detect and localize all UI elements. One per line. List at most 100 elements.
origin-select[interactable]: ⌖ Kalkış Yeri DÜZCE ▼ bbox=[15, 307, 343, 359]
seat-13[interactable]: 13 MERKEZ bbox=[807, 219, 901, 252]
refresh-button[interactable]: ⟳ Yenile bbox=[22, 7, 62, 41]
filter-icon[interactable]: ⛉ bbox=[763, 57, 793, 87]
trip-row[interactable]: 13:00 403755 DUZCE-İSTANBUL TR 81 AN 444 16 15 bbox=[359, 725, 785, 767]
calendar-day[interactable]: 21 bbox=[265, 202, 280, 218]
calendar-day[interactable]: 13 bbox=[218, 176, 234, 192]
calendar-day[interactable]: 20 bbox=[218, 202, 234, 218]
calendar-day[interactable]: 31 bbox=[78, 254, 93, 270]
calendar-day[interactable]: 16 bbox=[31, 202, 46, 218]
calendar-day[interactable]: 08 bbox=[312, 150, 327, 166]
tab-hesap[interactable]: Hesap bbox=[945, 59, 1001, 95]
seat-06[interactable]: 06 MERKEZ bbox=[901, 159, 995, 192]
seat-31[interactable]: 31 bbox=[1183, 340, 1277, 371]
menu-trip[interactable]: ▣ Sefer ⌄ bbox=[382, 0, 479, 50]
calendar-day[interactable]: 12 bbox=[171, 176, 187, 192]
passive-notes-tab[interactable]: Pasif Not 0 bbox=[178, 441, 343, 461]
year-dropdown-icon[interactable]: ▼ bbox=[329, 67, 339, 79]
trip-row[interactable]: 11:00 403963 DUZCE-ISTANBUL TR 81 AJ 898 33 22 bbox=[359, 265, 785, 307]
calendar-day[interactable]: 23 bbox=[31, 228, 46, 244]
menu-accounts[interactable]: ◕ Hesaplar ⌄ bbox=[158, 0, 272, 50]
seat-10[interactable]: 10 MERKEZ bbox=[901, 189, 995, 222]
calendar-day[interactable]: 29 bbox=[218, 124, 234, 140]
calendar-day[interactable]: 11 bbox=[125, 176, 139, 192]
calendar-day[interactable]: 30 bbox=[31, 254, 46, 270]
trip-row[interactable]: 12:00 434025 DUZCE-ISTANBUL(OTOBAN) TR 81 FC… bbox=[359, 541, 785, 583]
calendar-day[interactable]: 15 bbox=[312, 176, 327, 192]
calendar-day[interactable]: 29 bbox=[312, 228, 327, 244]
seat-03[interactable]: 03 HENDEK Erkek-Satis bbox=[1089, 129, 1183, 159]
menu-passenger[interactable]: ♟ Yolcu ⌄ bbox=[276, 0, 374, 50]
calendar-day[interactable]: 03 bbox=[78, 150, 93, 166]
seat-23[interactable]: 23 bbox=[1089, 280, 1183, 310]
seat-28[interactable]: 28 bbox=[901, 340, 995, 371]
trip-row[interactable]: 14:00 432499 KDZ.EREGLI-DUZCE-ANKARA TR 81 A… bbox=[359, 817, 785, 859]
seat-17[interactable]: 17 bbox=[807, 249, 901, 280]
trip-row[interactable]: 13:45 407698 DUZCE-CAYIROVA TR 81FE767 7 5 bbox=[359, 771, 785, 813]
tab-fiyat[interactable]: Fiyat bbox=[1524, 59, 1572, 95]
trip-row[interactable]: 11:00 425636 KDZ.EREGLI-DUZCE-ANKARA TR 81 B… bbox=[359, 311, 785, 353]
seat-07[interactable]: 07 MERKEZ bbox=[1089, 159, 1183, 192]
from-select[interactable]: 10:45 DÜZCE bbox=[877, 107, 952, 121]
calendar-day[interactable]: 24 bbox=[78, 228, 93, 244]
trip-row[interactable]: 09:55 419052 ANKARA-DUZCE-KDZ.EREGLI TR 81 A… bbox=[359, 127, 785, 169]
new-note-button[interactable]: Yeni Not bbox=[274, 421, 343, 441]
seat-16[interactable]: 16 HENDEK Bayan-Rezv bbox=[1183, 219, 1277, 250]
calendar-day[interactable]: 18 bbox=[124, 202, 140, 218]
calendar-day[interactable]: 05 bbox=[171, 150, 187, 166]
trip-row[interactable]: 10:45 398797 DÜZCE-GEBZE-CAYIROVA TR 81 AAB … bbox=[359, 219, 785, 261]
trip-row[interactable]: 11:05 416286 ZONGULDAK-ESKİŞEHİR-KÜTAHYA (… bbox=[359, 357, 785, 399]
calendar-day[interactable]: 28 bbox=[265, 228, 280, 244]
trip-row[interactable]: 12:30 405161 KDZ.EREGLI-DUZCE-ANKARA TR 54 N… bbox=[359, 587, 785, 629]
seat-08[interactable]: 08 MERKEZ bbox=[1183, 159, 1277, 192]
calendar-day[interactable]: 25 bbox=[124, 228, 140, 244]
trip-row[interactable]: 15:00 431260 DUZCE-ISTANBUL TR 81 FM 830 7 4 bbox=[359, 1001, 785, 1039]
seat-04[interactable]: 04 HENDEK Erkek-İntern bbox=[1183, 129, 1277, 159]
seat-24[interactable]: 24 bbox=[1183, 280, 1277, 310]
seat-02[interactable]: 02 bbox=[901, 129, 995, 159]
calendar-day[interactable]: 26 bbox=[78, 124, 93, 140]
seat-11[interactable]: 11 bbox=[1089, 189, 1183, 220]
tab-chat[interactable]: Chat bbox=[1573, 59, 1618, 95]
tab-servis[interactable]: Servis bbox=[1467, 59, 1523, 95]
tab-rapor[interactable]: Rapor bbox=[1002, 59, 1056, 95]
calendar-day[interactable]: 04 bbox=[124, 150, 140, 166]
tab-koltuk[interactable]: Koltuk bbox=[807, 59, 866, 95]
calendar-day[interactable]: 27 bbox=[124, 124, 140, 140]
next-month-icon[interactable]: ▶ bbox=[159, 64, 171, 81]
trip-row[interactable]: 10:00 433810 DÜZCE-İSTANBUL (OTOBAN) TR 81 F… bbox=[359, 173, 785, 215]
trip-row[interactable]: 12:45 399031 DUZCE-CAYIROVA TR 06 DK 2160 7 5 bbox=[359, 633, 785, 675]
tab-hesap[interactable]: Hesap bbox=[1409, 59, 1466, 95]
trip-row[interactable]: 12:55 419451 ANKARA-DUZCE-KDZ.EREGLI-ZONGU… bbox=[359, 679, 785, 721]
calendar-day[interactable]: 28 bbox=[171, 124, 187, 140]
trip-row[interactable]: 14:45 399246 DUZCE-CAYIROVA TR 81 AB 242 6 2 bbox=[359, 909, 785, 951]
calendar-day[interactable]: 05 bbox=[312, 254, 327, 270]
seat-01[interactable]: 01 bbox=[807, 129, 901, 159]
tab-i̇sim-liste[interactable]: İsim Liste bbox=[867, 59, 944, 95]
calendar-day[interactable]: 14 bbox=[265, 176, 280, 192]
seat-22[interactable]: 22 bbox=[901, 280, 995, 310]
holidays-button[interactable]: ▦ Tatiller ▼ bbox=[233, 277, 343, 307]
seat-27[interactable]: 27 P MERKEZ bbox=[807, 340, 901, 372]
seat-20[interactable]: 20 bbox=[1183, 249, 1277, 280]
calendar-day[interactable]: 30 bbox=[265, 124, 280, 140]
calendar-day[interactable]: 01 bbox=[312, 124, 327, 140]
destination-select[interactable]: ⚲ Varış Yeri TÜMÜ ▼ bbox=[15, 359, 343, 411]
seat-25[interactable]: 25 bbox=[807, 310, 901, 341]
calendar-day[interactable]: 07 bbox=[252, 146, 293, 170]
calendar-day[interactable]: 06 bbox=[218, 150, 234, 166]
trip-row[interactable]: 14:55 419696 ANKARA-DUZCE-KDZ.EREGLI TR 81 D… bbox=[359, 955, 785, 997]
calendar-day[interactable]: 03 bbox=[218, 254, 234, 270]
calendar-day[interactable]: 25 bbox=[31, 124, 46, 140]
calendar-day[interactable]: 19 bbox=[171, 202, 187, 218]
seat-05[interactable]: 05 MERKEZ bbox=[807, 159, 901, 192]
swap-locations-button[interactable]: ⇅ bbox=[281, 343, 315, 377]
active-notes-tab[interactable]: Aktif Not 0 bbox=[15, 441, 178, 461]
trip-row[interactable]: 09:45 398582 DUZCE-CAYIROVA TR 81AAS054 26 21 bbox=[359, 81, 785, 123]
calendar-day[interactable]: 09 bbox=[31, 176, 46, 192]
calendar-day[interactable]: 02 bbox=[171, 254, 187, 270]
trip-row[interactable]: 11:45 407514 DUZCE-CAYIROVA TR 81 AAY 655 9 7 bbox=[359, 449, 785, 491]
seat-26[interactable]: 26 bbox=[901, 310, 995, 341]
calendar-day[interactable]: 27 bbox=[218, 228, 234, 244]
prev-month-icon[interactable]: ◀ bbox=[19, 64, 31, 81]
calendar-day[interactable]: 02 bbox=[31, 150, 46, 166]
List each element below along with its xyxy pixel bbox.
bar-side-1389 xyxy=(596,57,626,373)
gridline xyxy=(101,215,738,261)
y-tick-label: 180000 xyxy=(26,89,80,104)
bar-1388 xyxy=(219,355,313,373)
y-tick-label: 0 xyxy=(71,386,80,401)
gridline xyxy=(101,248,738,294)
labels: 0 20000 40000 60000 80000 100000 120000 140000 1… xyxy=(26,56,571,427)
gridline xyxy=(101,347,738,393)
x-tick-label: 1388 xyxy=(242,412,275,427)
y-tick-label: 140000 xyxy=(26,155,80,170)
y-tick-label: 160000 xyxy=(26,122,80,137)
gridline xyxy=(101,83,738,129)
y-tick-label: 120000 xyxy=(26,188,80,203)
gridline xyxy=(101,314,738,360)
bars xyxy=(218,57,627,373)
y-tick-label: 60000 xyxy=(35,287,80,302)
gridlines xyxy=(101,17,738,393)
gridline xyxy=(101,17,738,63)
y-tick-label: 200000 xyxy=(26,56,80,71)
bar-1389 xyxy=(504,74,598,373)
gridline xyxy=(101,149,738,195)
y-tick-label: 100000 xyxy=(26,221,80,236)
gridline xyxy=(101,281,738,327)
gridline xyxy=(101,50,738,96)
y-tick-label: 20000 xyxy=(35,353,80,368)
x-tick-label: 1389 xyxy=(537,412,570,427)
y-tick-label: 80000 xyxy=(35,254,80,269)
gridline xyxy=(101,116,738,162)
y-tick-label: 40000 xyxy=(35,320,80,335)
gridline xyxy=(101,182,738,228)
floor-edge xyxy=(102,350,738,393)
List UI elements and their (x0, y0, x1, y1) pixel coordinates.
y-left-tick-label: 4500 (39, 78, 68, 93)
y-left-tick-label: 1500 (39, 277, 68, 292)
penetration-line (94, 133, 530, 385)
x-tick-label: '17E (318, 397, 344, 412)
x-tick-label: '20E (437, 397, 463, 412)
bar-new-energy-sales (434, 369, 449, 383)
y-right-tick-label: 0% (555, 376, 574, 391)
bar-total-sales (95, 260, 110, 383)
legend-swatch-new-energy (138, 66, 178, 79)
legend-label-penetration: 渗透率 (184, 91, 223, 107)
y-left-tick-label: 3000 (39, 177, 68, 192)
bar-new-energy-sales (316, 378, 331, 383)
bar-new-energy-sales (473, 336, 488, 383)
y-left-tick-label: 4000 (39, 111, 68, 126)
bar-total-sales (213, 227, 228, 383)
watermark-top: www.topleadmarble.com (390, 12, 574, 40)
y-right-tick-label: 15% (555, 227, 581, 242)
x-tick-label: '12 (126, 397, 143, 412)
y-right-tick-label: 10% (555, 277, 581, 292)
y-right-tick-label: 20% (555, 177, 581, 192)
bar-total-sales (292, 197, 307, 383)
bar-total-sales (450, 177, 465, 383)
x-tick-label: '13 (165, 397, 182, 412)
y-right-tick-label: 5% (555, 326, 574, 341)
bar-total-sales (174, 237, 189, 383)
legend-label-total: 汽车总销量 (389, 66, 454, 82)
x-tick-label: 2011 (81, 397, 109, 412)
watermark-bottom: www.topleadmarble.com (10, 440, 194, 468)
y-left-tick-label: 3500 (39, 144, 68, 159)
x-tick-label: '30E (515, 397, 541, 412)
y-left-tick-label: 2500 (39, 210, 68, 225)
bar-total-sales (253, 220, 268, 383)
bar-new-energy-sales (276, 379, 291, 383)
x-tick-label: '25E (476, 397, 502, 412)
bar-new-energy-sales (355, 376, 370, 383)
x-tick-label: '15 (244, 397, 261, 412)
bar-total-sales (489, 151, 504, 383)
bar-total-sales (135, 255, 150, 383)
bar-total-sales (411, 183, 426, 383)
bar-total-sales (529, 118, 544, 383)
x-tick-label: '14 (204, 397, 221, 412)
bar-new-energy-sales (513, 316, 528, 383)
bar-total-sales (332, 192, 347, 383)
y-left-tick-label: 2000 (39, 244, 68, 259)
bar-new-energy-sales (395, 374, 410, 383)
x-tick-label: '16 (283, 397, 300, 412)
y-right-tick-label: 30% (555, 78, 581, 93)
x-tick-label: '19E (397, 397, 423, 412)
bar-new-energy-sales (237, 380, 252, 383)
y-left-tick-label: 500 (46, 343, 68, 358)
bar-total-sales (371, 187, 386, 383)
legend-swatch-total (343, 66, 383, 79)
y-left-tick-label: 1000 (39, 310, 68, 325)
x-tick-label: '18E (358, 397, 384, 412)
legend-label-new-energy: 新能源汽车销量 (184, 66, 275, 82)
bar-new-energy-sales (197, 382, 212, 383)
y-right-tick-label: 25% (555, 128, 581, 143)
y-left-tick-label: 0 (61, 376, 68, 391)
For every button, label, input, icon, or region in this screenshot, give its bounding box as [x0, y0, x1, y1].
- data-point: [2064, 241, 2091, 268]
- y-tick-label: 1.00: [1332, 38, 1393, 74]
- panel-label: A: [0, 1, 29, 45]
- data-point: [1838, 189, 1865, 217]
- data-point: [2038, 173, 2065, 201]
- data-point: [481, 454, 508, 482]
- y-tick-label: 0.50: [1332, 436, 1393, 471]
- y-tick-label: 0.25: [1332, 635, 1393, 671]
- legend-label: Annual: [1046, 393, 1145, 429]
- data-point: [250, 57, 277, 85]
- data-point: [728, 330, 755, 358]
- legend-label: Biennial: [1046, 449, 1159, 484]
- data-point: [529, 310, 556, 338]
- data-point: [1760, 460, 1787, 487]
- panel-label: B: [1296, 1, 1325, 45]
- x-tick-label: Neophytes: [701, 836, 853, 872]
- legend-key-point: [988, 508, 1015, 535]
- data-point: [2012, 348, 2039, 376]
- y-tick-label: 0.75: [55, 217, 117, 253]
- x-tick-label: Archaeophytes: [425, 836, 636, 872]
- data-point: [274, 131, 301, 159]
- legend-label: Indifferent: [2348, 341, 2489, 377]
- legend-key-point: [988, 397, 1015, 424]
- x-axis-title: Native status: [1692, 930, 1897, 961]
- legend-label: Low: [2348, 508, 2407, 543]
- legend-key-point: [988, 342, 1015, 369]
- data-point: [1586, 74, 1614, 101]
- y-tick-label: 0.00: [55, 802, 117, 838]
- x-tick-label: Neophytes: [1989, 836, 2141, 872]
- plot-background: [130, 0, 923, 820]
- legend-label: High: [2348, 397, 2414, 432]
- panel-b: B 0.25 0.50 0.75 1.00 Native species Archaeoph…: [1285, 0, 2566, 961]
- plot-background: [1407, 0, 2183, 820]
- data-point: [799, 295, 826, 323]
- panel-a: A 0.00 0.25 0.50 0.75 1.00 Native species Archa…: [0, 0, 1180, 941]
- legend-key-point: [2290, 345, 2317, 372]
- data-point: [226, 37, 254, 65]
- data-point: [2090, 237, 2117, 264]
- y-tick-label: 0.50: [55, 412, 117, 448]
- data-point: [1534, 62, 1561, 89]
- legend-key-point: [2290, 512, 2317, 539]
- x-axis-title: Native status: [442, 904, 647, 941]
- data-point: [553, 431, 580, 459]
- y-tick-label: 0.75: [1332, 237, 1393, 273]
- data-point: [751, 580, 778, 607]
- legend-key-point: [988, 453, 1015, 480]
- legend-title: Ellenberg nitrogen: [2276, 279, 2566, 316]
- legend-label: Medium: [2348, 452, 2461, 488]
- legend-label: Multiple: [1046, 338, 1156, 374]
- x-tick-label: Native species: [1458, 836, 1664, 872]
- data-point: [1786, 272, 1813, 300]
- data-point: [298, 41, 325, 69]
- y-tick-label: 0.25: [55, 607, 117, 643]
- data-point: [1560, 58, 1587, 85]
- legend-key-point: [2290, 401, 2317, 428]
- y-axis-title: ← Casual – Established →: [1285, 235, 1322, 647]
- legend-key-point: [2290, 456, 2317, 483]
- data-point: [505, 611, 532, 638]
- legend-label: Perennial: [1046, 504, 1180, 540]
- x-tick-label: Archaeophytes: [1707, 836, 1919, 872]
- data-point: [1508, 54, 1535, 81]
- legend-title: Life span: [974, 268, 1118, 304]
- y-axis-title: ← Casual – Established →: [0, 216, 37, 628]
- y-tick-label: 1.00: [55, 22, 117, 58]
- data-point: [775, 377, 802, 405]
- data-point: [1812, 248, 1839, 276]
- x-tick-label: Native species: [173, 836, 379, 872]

- - - - - - -

◆ Problema a resolver
Reproduza fielmente as linhas dos registros, do início até a linha com "calendar-day[interactable]: 31 bbox=[78, 254, 93, 270]", incluindo esta.

◆ Resposta da tarefa
detect and localize all UI elements. One per line. List at most 100 elements.
origin-select[interactable]: ⌖ Kalkış Yeri DÜZCE ▼ bbox=[15, 307, 343, 359]
seat-13[interactable]: 13 MERKEZ bbox=[807, 219, 901, 252]
refresh-button[interactable]: ⟳ Yenile bbox=[22, 7, 62, 41]
filter-icon[interactable]: ⛉ bbox=[763, 57, 793, 87]
trip-row[interactable]: 13:00 403755 DUZCE-İSTANBUL TR 81 AN 444 16 15 bbox=[359, 725, 785, 767]
calendar-day[interactable]: 21 bbox=[265, 202, 280, 218]
calendar-day[interactable]: 13 bbox=[218, 176, 234, 192]
calendar-day[interactable]: 20 bbox=[218, 202, 234, 218]
calendar-day[interactable]: 31 bbox=[78, 254, 93, 270]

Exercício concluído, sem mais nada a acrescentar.